- Collected data entries
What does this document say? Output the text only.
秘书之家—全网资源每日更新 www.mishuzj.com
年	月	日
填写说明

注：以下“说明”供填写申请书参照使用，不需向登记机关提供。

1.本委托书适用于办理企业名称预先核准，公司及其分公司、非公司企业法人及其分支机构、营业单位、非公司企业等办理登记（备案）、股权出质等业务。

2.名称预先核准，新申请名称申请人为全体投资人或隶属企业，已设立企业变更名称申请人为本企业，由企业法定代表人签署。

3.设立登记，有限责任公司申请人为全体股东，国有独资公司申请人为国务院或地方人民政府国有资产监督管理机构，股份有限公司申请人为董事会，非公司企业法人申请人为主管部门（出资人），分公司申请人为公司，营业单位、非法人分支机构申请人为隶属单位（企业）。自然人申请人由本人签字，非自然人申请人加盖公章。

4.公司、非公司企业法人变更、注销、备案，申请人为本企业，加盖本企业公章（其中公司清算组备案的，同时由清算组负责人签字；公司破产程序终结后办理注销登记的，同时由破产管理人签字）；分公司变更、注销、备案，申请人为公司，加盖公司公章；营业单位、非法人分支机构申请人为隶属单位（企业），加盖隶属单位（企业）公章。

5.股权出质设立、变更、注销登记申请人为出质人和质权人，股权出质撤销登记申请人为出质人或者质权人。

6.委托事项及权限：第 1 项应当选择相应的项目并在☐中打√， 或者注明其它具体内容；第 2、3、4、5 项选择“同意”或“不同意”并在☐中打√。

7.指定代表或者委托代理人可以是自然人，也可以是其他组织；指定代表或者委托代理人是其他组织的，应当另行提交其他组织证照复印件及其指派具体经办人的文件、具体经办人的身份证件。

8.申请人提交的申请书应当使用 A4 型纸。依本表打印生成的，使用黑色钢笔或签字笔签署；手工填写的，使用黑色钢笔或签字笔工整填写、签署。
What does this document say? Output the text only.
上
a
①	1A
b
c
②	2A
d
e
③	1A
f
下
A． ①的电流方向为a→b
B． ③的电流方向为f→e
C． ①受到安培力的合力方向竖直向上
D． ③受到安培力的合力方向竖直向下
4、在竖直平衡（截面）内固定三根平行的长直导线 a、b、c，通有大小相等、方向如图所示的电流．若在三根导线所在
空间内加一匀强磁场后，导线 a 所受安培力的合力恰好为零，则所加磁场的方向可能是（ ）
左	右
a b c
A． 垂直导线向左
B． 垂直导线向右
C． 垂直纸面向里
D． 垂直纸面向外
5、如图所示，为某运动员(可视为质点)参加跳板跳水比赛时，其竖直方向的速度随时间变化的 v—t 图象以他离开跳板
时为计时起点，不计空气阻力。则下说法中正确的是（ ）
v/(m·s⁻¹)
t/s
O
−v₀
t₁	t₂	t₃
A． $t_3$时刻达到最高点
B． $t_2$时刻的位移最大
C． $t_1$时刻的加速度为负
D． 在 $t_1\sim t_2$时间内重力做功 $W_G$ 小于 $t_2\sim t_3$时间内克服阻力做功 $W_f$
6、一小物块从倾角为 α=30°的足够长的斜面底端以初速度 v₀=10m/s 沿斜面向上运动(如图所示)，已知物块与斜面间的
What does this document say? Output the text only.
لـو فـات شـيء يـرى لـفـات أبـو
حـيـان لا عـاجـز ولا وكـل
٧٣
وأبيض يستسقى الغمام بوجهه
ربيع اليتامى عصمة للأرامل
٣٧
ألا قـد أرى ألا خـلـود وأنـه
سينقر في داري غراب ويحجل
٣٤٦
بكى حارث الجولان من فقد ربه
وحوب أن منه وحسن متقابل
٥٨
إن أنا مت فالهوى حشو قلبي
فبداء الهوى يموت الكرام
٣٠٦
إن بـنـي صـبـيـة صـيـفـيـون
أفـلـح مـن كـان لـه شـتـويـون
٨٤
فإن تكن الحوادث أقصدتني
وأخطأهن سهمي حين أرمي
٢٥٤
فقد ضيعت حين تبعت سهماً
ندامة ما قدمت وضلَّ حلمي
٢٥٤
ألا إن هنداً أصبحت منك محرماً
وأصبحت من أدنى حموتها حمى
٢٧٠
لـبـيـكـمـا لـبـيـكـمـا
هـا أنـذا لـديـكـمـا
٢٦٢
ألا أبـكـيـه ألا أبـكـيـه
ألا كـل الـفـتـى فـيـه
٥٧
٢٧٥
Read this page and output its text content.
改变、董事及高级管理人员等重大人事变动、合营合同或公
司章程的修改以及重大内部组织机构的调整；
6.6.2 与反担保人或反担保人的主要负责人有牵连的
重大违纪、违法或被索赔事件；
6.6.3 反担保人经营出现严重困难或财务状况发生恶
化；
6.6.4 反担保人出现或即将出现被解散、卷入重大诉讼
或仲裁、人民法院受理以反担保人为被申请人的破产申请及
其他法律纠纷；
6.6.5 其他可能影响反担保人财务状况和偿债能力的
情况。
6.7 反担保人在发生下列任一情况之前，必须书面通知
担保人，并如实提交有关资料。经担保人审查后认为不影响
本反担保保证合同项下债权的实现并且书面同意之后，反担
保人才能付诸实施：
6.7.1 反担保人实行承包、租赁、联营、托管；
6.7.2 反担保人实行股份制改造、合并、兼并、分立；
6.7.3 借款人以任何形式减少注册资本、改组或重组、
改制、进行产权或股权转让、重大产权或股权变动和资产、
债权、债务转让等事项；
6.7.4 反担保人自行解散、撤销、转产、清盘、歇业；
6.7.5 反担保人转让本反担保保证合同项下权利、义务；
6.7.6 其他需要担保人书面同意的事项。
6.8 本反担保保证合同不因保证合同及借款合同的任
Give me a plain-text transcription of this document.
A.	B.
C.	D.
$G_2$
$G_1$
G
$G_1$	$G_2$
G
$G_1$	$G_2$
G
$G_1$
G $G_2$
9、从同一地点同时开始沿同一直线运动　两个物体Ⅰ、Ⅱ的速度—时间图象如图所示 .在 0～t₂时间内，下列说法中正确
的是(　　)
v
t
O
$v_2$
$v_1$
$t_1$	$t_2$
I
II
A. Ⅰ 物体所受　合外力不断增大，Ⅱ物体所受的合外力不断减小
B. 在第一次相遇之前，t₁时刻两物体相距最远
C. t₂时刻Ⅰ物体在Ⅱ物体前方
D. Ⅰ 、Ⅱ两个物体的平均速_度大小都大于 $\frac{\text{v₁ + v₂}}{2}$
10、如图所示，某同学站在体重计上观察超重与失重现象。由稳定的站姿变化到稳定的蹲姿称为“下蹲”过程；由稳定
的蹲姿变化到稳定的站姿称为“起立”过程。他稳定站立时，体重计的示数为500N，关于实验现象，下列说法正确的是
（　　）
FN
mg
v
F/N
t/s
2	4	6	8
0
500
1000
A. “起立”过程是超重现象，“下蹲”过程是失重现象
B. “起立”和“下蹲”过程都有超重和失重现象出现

- INSTRUCTIONS TO FOLLOW
Return all of the above records exactly, leaving no line out.

- THE RESULT
What does this document say? Output the text only.
秘书之家—全网资源每日更新 www.mishuzj.com
年	月	日
填写说明

注：以下“说明”供填写申请书参照使用，不需向登记机关提供。

1.本委托书适用于办理企业名称预先核准，公司及其分公司、非公司企业法人及其分支机构、营业单位、非公司企业等办理登记（备案）、股权出质等业务。

2.名称预先核准，新申请名称申请人为全体投资人或隶属企业，已设立企业变更名称申请人为本企业，由企业法定代表人签署。

3.设立登记，有限责任公司申请人为全体股东，国有独资公司申请人为国务院或地方人民政府国有资产监督管理机构，股份有限公司申请人为董事会，非公司企业法人申请人为主管部门（出资人），分公司申请人为公司，营业单位、非法人分支机构申请人为隶属单位（企业）。自然人申请人由本人签字，非自然人申请人加盖公章。

4.公司、非公司企业法人变更、注销、备案，申请人为本企业，加盖本企业公章（其中公司清算组备案的，同时由清算组负责人签字；公司破产程序终结后办理注销登记的，同时由破产管理人签字）；分公司变更、注销、备案，申请人为公司，加盖公司公章；营业单位、非法人分支机构申请人为隶属单位（企业），加盖隶属单位（企业）公章。

5.股权出质设立、变更、注销登记申请人为出质人和质权人，股权出质撤销登记申请人为出质人或者质权人。

6.委托事项及权限：第 1 项应当选择相应的项目并在☐中打√， 或者注明其它具体内容；第 2、3、4、5 项选择“同意”或“不同意”并在☐中打√。

7.指定代表或者委托代理人可以是自然人，也可以是其他组织；指定代表或者委托代理人是其他组织的，应当另行提交其他组织证照复印件及其指派具体经办人的文件、具体经办人的身份证件。

8.申请人提交的申请书应当使用 A4 型纸。依本表打印生成的，使用黑色钢笔或签字笔签署；手工填写的，使用黑色钢笔或签字笔工整填写、签署。
What does this document say? Output the text only.
上
a
①	1A
b
c
②	2A
d
e
③	1A
f
下
A． ①的电流方向为a→b
B． ③的电流方向为f→e
C． ①受到安培力的合力方向竖直向上
D． ③受到安培力的合力方向竖直向下
4、在竖直平衡（截面）内固定三根平行的长直导线 a、b、c，通有大小相等、方向如图所示的电流．若在三根导线所在
空间内加一匀强磁场后，导线 a 所受安培力的合力恰好为零，则所加磁场的方向可能是（ ）
左	右
a b c
A． 垂直导线向左
B． 垂直导线向右
C． 垂直纸面向里
D． 垂直纸面向外
5、如图所示，为某运动员(可视为质点)参加跳板跳水比赛时，其竖直方向的速度随时间变化的 v—t 图象以他离开跳板
时为计时起点，不计空气阻力。则下说法中正确的是（ ）
v/(m·s⁻¹)
t/s
O
−v₀
t₁	t₂	t₃
A． $t_3$时刻达到最高点
B． $t_2$时刻的位移最大
C． $t_1$时刻的加速度为负
D． 在 $t_1\sim t_2$时间内重力做功 $W_G$ 小于 $t_2\sim t_3$时间内克服阻力做功 $W_f$
6、一小物块从倾角为 α=30°的足够长的斜面底端以初速度 v₀=10m/s 沿斜面向上运动(如图所示)，已知物块与斜面间的
What does this document say? Output the text only.
لـو فـات شـيء يـرى لـفـات أبـو
حـيـان لا عـاجـز ولا وكـل
٧٣
وأبيض يستسقى الغمام بوجهه
ربيع اليتامى عصمة للأرامل
٣٧
ألا قـد أرى ألا خـلـود وأنـه
سينقر في داري غراب ويحجل
٣٤٦
بكى حارث الجولان من فقد ربه
وحوب أن منه وحسن متقابل
٥٨
إن أنا مت فالهوى حشو قلبي
فبداء الهوى يموت الكرام
٣٠٦
إن بـنـي صـبـيـة صـيـفـيـون
أفـلـح مـن كـان لـه شـتـويـون
٨٤
فإن تكن الحوادث أقصدتني
وأخطأهن سهمي حين أرمي
٢٥٤
فقد ضيعت حين تبعت سهماً
ندامة ما قدمت وضلَّ حلمي
٢٥٤
ألا إن هنداً أصبحت منك محرماً
وأصبحت من أدنى حموتها حمى
٢٧٠
لـبـيـكـمـا لـبـيـكـمـا
هـا أنـذا لـديـكـمـا
٢٦٢
ألا أبـكـيـه ألا أبـكـيـه
ألا كـل الـفـتـى فـيـه
٥٧
٢٧٥
Read this page and output its text content.
改变、董事及高级管理人员等重大人事变动、合营合同或公
司章程的修改以及重大内部组织机构的调整；
6.6.2 与反担保人或反担保人的主要负责人有牵连的
重大违纪、违法或被索赔事件；
6.6.3 反担保人经营出现严重困难或财务状况发生恶
化；
6.6.4 反担保人出现或即将出现被解散、卷入重大诉讼
或仲裁、人民法院受理以反担保人为被申请人的破产申请及
其他法律纠纷；
6.6.5 其他可能影响反担保人财务状况和偿债能力的
情况。
6.7 反担保人在发生下列任一情况之前，必须书面通知
担保人，并如实提交有关资料。经担保人审查后认为不影响
本反担保保证合同项下债权的实现并且书面同意之后，反担
保人才能付诸实施：
6.7.1 反担保人实行承包、租赁、联营、托管；
6.7.2 反担保人实行股份制改造、合并、兼并、分立；
6.7.3 借款人以任何形式减少注册资本、改组或重组、
改制、进行产权或股权转让、重大产权或股权变动和资产、
债权、债务转让等事项；
6.7.4 反担保人自行解散、撤销、转产、清盘、歇业；
6.7.5 反担保人转让本反担保保证合同项下权利、义务；
6.7.6 其他需要担保人书面同意的事项。
6.8 本反担保保证合同不因保证合同及借款合同的任
Give me a plain-text transcription of this document.
A.	B.
C.	D.
$G_2$
$G_1$
G
$G_1$	$G_2$
G
$G_1$	$G_2$
G
$G_1$
G $G_2$
9、从同一地点同时开始沿同一直线运动　两个物体Ⅰ、Ⅱ的速度—时间图象如图所示 .在 0～t₂时间内，下列说法中正确
的是(　　)
v
t
O
$v_2$
$v_1$
$t_1$	$t_2$
I
II
A. Ⅰ 物体所受　合外力不断增大，Ⅱ物体所受的合外力不断减小
B. 在第一次相遇之前，t₁时刻两物体相距最远
C. t₂时刻Ⅰ物体在Ⅱ物体前方
D. Ⅰ 、Ⅱ两个物体的平均速_度大小都大于 $\frac{\text{v₁ + v₂}}{2}$
10、如图所示，某同学站在体重计上观察超重与失重现象。由稳定的站姿变化到稳定的蹲姿称为“下蹲”过程；由稳定
的蹲姿变化到稳定的站姿称为“起立”过程。他稳定站立时，体重计的示数为500N，关于实验现象，下列说法正确的是
（　　）
FN
mg
v
F/N
t/s
2	4	6	8
0
500
1000
A. “起立”过程是超重现象，“下蹲”过程是失重现象
B. “起立”和“下蹲”过程都有超重和失重现象出现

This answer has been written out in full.